Identify each line containing the word "capsula" and copy it.

[begin Records shown]

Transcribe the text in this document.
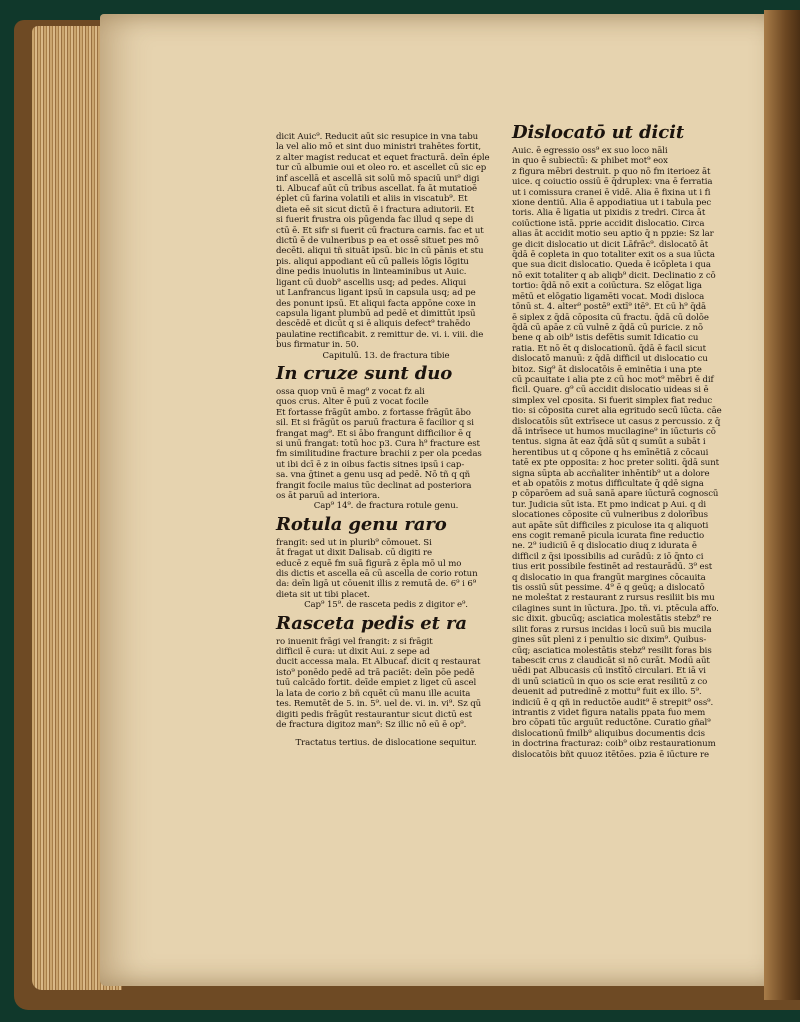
dicit Auic⁹. Reducit aūt sic resupice in vna tabu
la vel alio mō et sint duo ministri trahētes fortit,
z alter magist reducat et equet fracturā. deīn éple
tur cū albumie oui et oleo ro. et ascellet cū sic ep
inf ascellā et ascellā sit solū mō spaciū uni⁹ digi
ti. Albucaf aūt cū tribus ascellat. fa āt mutatioē
éplet cū farina volatili et aliis in viscatub⁹. Et
dieta eē sit sicut dictū ē i fractura adiutorii. Et
si fuerit frustra ois pūgenda fac illud q sepe di
ctū ē. Et sifr si fuerit cū fractura carnis. fac et ut
dictū ē de vulneribus p ea et ossē situet pes mō
decēti. aliqui tñ situāt ipsū. bic in cū pānis et stu
pis. aliqui appodiant eū cū palleis lōgis lōgitu
dine pedis inuolutis in linteaminibus ut Auic.
ligant cū duob⁹ ascellis usq; ad pedes. Aliqui
ut Lanfrancus ligant ipsū in capsula usq; ad pe
des ponunt ipsū. Et aliqui facta appōne coxe in
capsula ligant plumbū ad pedē et dimittūt ipsū
descēdē et dicūt q si ē aliquis defect⁹ trahēdo
paulatine rectificabit. z remittur de. vi. i. viii. die
bus firmatur in. 50.
Capitulū. 13. de fractura tibie
In cruze sunt duo
ossa quop vnū ē mag⁹ z vocat fz ali
quos crus. Alter ē puū z vocat focile
Et fortasse frāgūt ambo. z fortasse frāgūt ābo
sil. Et si frāgūt os paruū fractura ē facilior q si
frangat mag⁹. Et si ābo frangunt difficilior ē q
si unū frangat: totū hoc p3. Cura h⁹ fracture est
fm similitudine fracture brachii z per ola pcedas
ut ibi dcī ē z in oibus factis sitnes ipsū i cap-
sa. vna ḡtinet a genu usq ad pedē. Nō tñ q qñ
frangit focile maius tūc declinat ad posteriora
os āt paruū ad interiora.
Cap⁹ 14⁹. de fractura rotule genu.
Rotula genu raro
frangit: sed ut in plurib⁹ cōmouet. Si
āt fragat ut dixit Dalisab. cū digiti re
educē z equē fm suā figurā z ēpla mō ul mo
dis dictis et ascella eā cū ascella de corio rotun
da: deīn ligā ut cōuenit illis z remutā de. 6⁹ i 6⁹
dieta sit ut tibi placet.
Cap⁹ 15⁹. de rasceta pedis z digitor e⁹.
Rasceta pedis et ra
ro inuenit frāgi vel frangit: z si frāgit
difficil ē cura: ut dixit Aui. z sepe ad
ducit accessa mala. Et Albucaf. dicit q restaurat
isto⁹ ponēdo pedē ad trā paciēt: deīn pōe pedē
tuū calcādo fortit. deīde empiet z liget cū ascel
la lata de corio z bñ cquēt cū manu ille acuita
tes. Remutēt de 5. in. 5⁹. uel de. vi. in. vi⁹. Sz qū
digiti pedis frāgūt restaurantur sicut dictū est
de fractura digitoz man⁹: Sz illic nō eū ē op⁹.
Tractatus tertius. de dislocatione sequitur.
Dislocatō ut dicit
Auic. ē egressio oss⁹ ex suo loco nāli
in quo ē subiectū: & phibet mot⁹ eox
z figura mēbri destruit. p quo nō fm iterioez āt
uice. q coiuctio ossiū ē q̄druplex: vna ē ferratia
ut i comissura cranei ē vidē. Alia ē fixina ut i fi
xione dentiū. Alia ē appodiatiua ut i tabula pec
toris. Alia ē ligatia ut pixidis z tredri. Circa āt
coiūctione istā. pprie accidit dislocatio. Circa
alias āt accidit motio seu aptio q̄ n ppzie: Sz lar
ge dicit dislocatio ut dicit Lāfrāc⁹. dislocatō āt
q̄dā ē copleta in quo totaliter exit os a sua iūcta
que sua dicit dislocatio. Queda ē icōpleta i qua
nō exit totaliter q ab aliqb⁹ dicit. Declinatio z cō
tortio: q̄dā nō exit a coiūctura. Sz elōgat liga
mētū et elōgatio ligamēti vocat. Modi disloca
tōnū st. 4. alter⁹ postē⁹ extī⁹ itē⁹. Et cū h⁹ q̄dā
ē siplex z q̄dā cōposita cū fractu. q̄dā cū dolōe
q̄dā cū apāe z cū vulnē z q̄dā cū puricie. z nō
bene q ab oib⁹ istis defētis sumit Idicatio cu
ratia. Et nō ēt q dislocationū. q̄dā ē facil sicut
dislocatō manuū: z q̄dā difficil ut dislocatio cu
bitoz. Sig⁹ āt dislocatōis ē eminētia i una pte
cū pcauitate i alia pte z cū hoc mot⁹ mēbri ē dif
ficil. Quare. g⁹ cū accidit dislocatio uideas si ē
simplex vel cposita. Si fuerit simplex fiat reduc
tio: si cōposita curet alia egritudo secū iūcta. cāe
dislocatōis sūt extrīsece ut casus z percussio. z q̄
dā intrīsece ut humos mucilagine⁹ in iūcturis cō
tentus. signa āt eaz q̄dā sūt q sumūt a subāt̄ i
herentibus ut q cōpone q hs emīnētiā z cōcaui
tatē ex pte opposita: z hoc preter soliti. q̄dā sunt
signa sūpta ab accñaliter inhēntib⁹ ut a dolore
et ab opatōis z motus difficultate q̄ qdē signa
p cōparōem ad suā sanā apare iūcturā cognoscū
tur. Judicia sūt ista. Et pmo indicat p Aui. q di
slocationes cōposite cū vulneribus z dolorībus
aut apāte sūt difficiles z piculose ita q aliquoti
ens cogit remanē picula icurata fine reductio
ne. 2⁹ iudiciū ē q dislocatio diuq z idurata ē
difficil z q̄si ipossibilis ad curādū: z iō q̄nto ci
tius erit possibile festinēt ad restaurādū. 3⁹ est
q dislocatio in qua frangūt margines cōcauita
tis ossiū sūt pessime. 4⁹ ē q geūq; a dislocatō
ne moleštat z restaurant z rursus resiliit bis mu
cilagines sunt in iūctura. Jpo. tñ. vi. ptēcula affo.
sic dixit. gbucūq; asciatica molestātis stebz⁹ re
silit foras z rursus incidas i locū suū bis mucila
gines sūt pleni z i penultio sic dixim⁹. Quibus-
cūq; asciatica molestātis stebz⁹ resilit foras bis
tabescit crus z claudicāt si nō curāt. Modū aūt
uēdi pat Albucasis cū instītō circulari. Et iā vi
di unū sciaticū in quo os scie erat resilitū z co
deuenit ad putredinē z mottu⁹ fuit ex illo. 5⁹.
indiciū ē q qñ in reductōe audit⁹ ē strepit⁹ oss⁹.
intrantis z videt figura natalis ppata fuo mem
bro cōpati tūc arguūt reductōne. Curatio gñal⁹
dislocationū fmilb⁹ aliquibus documentis dcis
in doctrina fracturaz: coib⁹ oibz restaurationum
dislocatōis bñt quuoz itētōes. pzia ē iūcture re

[end Records shown]

● **Correct response**:
ut Lanfrancus ligant ipsū in capsula usq; ad pe
capsula ligant plumbū ad pedē et dimittūt ipsū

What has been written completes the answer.